Set task:
Output every entry exactly, from the first line to the last.

Data provided:
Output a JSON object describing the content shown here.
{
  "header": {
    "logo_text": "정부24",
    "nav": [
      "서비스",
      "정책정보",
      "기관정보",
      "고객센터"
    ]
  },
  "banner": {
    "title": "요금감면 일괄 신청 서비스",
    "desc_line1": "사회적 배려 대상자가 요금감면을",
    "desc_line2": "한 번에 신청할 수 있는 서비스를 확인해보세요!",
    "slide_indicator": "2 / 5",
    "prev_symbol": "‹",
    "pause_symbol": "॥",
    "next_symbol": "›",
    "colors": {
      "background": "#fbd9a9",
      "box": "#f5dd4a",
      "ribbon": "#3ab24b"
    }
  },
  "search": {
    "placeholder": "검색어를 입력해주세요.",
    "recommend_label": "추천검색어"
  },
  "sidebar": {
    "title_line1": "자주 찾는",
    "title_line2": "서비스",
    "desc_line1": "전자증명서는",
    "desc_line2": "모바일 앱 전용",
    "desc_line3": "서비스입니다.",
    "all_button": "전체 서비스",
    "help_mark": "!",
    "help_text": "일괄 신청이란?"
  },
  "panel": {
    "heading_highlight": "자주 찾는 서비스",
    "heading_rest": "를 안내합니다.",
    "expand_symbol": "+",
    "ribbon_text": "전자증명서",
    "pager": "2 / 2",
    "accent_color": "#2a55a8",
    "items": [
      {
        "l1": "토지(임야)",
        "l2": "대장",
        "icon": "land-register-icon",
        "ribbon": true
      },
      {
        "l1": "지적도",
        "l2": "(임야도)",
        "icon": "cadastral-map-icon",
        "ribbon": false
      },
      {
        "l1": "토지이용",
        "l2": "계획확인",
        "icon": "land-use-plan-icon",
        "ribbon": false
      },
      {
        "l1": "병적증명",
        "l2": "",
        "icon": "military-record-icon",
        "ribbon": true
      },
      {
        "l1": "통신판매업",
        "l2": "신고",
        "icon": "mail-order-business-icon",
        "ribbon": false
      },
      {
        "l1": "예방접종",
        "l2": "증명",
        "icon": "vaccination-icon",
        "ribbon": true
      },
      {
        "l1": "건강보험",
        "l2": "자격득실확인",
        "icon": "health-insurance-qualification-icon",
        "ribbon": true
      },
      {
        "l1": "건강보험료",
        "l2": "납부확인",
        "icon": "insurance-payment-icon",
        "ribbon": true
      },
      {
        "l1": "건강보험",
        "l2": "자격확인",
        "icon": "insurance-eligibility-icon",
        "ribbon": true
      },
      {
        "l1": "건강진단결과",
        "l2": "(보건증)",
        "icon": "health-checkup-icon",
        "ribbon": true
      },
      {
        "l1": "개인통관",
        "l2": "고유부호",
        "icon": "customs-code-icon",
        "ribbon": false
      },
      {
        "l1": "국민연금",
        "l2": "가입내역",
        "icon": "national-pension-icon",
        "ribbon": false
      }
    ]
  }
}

Finished exercise:
Output a JSON object describing the content shown here.
{
  "header": {
    "logo_text": "정부24",
    "nav": [
      "서비스",
      "정책정보",
      "기관정보",
      "고객센터"
    ]
  },
  "banner": {
    "title": "요금감면 일괄 신청 서비스",
    "desc_line1": "사회적 배려 대상자가 요금감면을",
    "desc_line2": "한 번에 신청할 수 있는 서비스를 확인해보세요!",
    "slide_indicator": "2 / 5",
    "prev_symbol": "‹",
    "pause_symbol": "॥",
    "next_symbol": "›",
    "colors": {
      "background": "#fbd9a9",
      "box": "#f5dd4a",
      "ribbon": "#3ab24b"
    }
  },
  "search": {
    "placeholder": "검색어를 입력해주세요.",
    "recommend_label": "추천검색어"
  },
  "sidebar": {
    "title_line1": "자주 찾는",
    "title_line2": "서비스",
    "desc_line1": "전자증명서는",
    "desc_line2": "모바일 앱 전용",
    "desc_line3": "서비스입니다.",
    "all_button": "전체 서비스",
    "help_mark": "!",
    "help_text": "일괄 신청이란?"
  },
  "panel": {
    "heading_highlight": "자주 찾는 서비스",
    "heading_rest": "를 안내합니다.",
    "expand_symbol": "+",
    "ribbon_text": "전자증명서",
    "pager": "2 / 2",
    "accent_color": "#2a55a8",
    "items": [
      {
        "l1": "토지(임야)",
        "l2": "대장",
        "icon": "land-register-icon",
        "ribbon": true
      },
      {
        "l1": "지적도",
        "l2": "(임야도)",
        "icon": "cadastral-map-icon",
        "ribbon": false
      },
      {
        "l1": "토지이용",
        "l2": "계획확인",
        "icon": "land-use-plan-icon",
        "ribbon": false
      },
      {
        "l1": "병적증명",
        "l2": "",
        "icon": "military-record-icon",
        "ribbon": true
      },
      {
        "l1": "통신판매업",
        "l2": "신고",
        "icon": "mail-order-business-icon",
        "ribbon": false
      },
      {
        "l1": "예방접종",
        "l2": "증명",
        "icon": "vaccination-icon",
        "ribbon": true
      },
      {
        "l1": "건강보험",
        "l2": "자격득실확인",
        "icon": "health-insurance-qualification-icon",
        "ribbon": true
      },
      {
        "l1": "건강보험료",
        "l2": "납부확인",
        "icon": "insurance-payment-icon",
        "ribbon": true
      },
      {
        "l1": "건강보험",
        "l2": "자격확인",
        "icon": "insurance-eligibility-icon",
        "ribbon": true
      },
      {
        "l1": "건강진단결과",
        "l2": "(보건증)",
        "icon": "health-checkup-icon",
        "ribbon": true
      },
      {
        "l1": "개인통관",
        "l2": "고유부호",
        "icon": "customs-code-icon",
        "ribbon": false
      },
      {
        "l1": "국민연금",
        "l2": "가입내역",
        "icon": "national-pension-icon",
        "ribbon": false
      }
    ]
  }
}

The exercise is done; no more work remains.